## Start Data supplied

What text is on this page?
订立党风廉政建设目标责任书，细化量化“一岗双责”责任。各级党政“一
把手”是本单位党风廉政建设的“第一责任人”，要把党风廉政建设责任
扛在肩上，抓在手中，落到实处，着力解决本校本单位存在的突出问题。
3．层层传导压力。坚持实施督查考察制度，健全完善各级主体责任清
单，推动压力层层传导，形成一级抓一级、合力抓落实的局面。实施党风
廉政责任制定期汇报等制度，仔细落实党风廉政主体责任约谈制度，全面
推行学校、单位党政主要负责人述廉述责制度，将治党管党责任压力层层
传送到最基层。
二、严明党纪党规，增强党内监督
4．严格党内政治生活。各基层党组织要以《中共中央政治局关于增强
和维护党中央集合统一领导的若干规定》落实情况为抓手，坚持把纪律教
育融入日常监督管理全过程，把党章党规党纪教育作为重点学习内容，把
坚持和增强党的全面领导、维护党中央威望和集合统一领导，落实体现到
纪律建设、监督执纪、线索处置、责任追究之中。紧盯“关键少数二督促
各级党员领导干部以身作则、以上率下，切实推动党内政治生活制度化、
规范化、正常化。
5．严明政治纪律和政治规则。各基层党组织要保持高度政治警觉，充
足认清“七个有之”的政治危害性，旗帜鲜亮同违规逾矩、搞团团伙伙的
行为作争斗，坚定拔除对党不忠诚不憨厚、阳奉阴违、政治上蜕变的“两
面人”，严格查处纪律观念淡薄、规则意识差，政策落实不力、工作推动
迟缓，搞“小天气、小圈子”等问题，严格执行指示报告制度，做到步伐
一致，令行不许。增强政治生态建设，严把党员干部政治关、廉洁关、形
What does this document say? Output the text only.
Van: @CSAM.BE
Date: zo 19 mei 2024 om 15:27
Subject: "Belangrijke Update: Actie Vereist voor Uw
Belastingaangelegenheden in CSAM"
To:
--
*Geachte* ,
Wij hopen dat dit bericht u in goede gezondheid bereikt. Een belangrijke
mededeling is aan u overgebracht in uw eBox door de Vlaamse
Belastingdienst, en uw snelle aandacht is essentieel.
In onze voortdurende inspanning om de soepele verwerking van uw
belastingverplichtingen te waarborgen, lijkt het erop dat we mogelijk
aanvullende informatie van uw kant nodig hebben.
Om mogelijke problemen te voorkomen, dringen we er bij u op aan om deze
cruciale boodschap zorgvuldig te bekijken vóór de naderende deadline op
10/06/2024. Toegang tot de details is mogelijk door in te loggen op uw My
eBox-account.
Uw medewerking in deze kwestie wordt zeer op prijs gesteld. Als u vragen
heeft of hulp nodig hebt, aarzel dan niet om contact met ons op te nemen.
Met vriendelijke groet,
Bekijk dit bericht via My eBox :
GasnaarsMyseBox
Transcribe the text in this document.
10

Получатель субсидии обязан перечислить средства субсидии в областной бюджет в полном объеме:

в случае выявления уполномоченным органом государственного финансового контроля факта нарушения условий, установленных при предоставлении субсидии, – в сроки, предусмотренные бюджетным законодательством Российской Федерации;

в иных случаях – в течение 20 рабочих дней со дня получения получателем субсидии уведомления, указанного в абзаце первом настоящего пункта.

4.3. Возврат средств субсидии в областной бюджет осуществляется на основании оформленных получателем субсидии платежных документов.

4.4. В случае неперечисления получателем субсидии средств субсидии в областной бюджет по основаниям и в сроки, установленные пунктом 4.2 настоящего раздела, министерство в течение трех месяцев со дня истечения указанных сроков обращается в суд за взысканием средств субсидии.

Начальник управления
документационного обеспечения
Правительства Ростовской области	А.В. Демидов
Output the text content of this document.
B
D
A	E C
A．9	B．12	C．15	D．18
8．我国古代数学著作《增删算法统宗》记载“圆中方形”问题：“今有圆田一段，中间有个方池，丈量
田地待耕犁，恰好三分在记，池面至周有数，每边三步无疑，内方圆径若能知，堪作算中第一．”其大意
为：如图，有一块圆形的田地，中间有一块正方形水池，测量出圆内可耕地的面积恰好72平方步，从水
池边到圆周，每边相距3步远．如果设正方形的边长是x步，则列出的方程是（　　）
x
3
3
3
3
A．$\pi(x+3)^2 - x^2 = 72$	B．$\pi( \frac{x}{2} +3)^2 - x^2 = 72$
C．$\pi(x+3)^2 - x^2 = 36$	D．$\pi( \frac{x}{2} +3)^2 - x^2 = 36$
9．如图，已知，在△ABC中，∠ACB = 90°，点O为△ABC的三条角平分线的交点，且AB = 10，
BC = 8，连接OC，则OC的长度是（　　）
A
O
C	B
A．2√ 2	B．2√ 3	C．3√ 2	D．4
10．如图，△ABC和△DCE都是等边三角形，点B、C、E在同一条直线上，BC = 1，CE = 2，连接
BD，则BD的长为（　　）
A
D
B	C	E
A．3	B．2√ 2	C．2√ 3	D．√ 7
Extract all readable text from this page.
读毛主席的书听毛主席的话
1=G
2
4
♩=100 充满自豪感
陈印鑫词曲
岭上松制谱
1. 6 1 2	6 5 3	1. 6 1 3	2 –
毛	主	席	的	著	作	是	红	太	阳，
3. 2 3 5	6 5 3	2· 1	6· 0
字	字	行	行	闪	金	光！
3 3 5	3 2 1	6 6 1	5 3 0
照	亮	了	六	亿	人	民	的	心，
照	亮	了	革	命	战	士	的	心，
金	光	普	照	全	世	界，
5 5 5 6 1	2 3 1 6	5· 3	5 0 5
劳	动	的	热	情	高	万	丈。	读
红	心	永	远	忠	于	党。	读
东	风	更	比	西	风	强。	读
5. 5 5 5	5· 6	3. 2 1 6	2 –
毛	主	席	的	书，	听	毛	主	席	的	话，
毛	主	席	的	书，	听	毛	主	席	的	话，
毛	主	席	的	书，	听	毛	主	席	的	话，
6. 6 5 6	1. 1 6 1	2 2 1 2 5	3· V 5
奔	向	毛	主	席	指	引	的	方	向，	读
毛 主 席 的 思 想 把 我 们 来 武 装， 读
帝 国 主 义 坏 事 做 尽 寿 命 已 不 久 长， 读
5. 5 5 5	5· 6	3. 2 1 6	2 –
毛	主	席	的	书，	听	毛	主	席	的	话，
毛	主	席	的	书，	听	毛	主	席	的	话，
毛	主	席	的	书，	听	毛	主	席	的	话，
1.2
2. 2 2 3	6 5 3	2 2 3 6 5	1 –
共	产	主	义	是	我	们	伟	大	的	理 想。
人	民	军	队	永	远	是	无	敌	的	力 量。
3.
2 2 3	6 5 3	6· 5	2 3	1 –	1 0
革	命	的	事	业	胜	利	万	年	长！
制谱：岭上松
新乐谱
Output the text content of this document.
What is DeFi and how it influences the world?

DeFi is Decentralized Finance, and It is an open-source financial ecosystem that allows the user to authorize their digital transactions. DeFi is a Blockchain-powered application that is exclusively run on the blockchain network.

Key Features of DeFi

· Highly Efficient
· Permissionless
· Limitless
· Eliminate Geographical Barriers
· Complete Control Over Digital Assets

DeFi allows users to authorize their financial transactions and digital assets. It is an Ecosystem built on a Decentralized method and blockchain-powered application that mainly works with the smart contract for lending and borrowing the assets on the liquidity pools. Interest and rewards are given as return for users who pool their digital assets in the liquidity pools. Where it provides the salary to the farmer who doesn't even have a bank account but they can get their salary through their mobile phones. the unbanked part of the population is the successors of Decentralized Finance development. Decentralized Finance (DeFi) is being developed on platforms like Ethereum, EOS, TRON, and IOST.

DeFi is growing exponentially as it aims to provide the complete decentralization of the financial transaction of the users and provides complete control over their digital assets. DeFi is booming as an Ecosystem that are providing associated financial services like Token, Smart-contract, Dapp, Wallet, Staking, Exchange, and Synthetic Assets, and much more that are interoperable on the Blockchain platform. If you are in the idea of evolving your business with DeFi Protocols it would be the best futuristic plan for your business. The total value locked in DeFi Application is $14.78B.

## End Data supplied

* Task objective: Count each line with "deze" in it and report that figure by itself.

* Exercise response: 2